**Task details**
Lines holding the string "conditions" are the ones to copy; find them all in the data.

**Excerpted records**

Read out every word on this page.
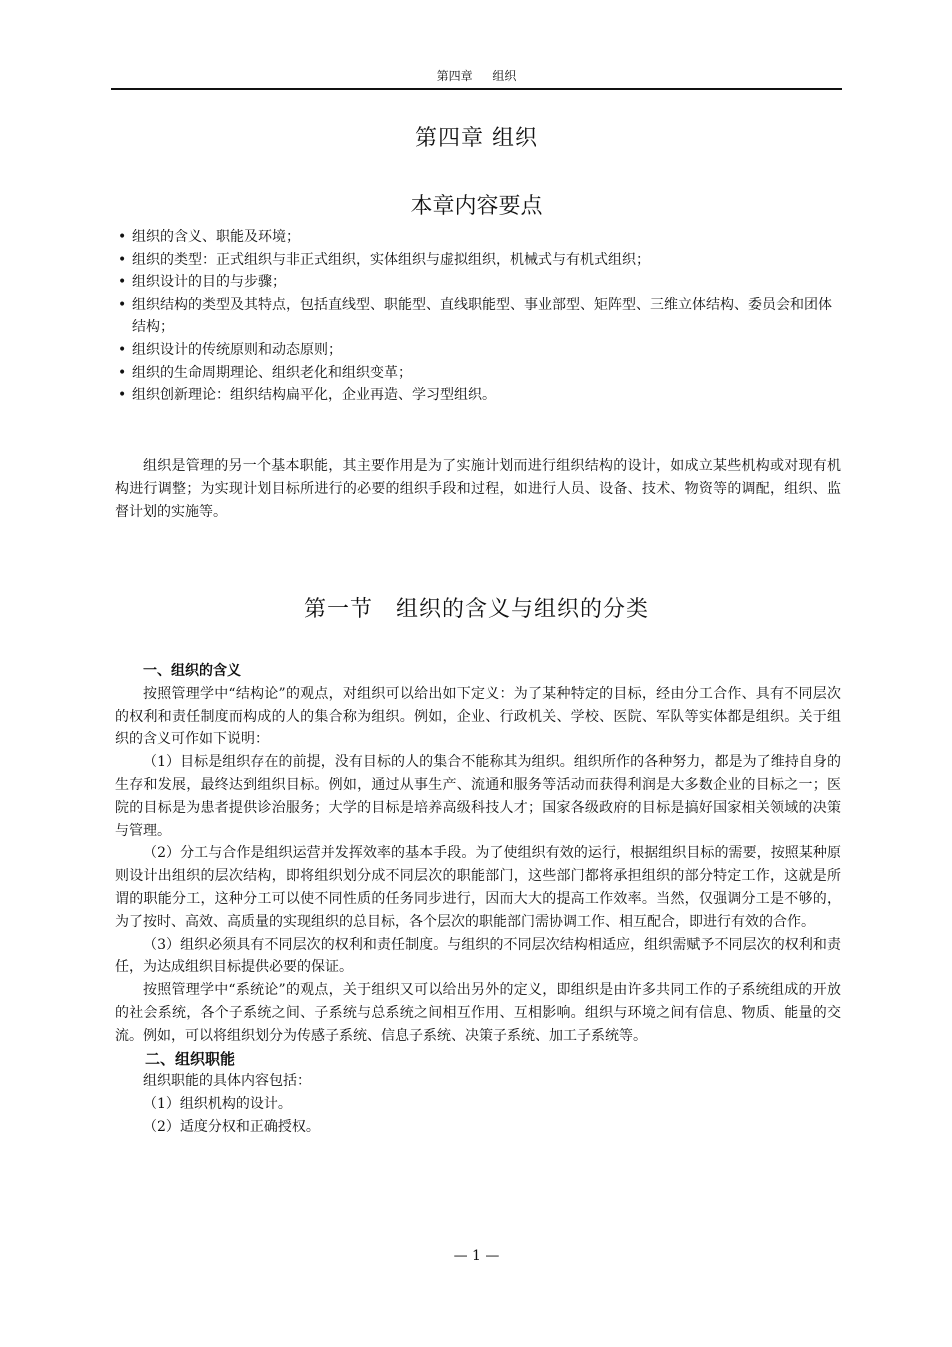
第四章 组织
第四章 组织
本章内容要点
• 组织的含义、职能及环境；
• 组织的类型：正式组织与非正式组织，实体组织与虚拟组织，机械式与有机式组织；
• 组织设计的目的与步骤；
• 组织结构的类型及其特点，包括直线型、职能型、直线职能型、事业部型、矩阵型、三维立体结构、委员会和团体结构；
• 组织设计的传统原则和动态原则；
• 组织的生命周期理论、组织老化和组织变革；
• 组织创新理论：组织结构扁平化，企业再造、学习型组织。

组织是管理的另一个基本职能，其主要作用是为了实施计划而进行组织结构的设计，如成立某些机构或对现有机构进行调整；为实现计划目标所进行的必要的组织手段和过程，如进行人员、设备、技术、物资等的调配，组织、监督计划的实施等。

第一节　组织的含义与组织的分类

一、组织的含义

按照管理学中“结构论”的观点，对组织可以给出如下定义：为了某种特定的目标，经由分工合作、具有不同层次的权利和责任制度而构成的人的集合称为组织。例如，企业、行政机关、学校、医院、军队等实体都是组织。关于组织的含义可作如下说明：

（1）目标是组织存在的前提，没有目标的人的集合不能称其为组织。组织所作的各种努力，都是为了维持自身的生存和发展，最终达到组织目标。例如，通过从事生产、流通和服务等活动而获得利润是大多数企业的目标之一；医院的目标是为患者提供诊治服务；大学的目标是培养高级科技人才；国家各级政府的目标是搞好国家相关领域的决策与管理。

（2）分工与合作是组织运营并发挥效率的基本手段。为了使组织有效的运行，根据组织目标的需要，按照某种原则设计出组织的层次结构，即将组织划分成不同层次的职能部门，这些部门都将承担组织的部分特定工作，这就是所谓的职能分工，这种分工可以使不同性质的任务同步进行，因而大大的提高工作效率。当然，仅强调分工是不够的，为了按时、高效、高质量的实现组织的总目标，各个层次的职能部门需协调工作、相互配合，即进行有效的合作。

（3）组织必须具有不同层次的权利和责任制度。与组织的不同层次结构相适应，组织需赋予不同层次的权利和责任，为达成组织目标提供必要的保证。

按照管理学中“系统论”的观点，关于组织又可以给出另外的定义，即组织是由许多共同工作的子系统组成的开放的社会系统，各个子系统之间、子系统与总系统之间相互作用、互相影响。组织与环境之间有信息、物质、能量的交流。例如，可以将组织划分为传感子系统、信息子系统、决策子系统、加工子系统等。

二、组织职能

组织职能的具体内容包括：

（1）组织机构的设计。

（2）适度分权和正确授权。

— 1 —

...

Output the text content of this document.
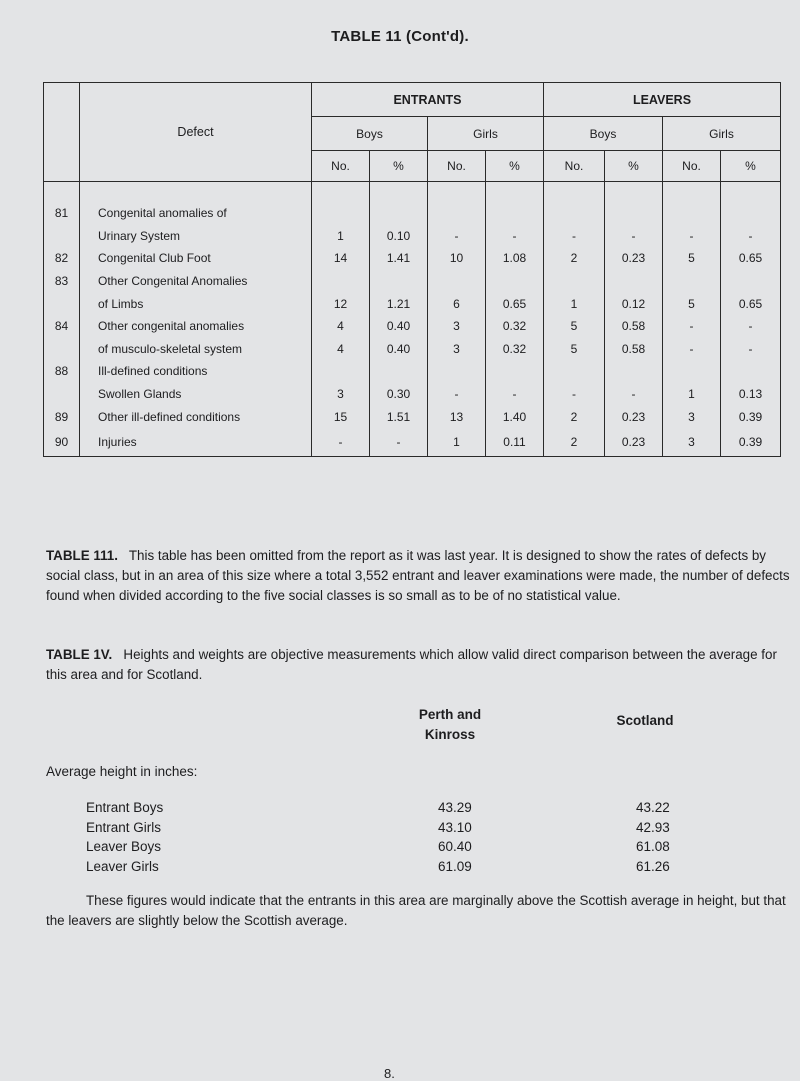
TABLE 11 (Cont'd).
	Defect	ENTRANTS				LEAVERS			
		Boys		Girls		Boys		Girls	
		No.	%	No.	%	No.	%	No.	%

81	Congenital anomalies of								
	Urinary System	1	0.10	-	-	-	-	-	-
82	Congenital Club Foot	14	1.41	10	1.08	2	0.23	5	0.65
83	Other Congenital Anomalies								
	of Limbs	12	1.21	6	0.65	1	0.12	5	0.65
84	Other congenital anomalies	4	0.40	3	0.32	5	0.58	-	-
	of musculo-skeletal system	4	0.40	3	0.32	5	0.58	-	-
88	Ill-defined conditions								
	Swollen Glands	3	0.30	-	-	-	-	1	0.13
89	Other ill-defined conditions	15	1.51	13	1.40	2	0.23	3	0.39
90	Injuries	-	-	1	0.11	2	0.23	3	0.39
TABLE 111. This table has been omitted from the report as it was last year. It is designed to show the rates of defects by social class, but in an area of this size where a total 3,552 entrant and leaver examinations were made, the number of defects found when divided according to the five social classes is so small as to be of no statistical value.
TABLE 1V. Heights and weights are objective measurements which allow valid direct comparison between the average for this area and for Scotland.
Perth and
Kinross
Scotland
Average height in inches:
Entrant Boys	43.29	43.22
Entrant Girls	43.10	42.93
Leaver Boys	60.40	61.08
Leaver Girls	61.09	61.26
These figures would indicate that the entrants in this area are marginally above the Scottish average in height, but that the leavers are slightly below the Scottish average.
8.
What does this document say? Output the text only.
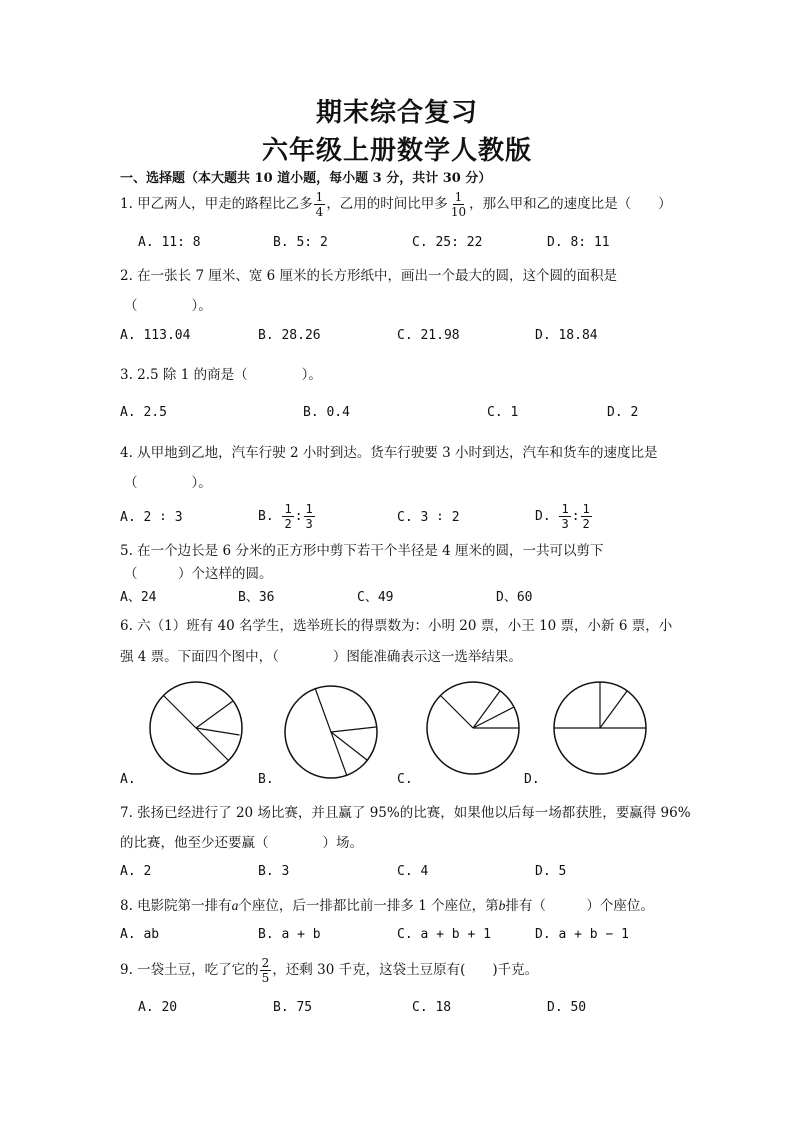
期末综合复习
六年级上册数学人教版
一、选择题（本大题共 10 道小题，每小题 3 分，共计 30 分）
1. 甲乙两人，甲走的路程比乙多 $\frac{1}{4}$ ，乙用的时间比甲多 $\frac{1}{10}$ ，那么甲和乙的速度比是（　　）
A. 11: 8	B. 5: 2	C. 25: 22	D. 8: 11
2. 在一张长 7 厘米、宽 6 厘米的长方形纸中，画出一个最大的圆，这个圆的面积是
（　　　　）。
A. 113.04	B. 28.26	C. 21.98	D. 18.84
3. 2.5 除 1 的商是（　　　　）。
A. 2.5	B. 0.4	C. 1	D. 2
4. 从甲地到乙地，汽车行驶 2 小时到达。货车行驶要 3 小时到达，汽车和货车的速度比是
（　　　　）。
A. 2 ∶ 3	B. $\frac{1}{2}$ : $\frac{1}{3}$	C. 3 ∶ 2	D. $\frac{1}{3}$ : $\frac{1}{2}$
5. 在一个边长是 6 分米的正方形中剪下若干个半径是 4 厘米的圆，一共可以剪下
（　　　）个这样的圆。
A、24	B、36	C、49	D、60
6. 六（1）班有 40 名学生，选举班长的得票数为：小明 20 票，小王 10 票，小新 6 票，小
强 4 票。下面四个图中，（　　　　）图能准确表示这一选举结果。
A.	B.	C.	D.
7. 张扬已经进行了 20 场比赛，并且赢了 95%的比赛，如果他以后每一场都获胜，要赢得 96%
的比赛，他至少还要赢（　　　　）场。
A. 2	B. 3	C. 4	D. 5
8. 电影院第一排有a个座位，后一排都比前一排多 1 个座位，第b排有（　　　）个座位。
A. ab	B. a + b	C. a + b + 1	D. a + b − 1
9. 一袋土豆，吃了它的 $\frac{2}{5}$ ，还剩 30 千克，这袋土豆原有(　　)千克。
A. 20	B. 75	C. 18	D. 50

**Solution to this problem**
88	Ill-defined conditions								
89	Other ill-defined conditions	15	1.51	13	1.40	2	0.23	3	0.39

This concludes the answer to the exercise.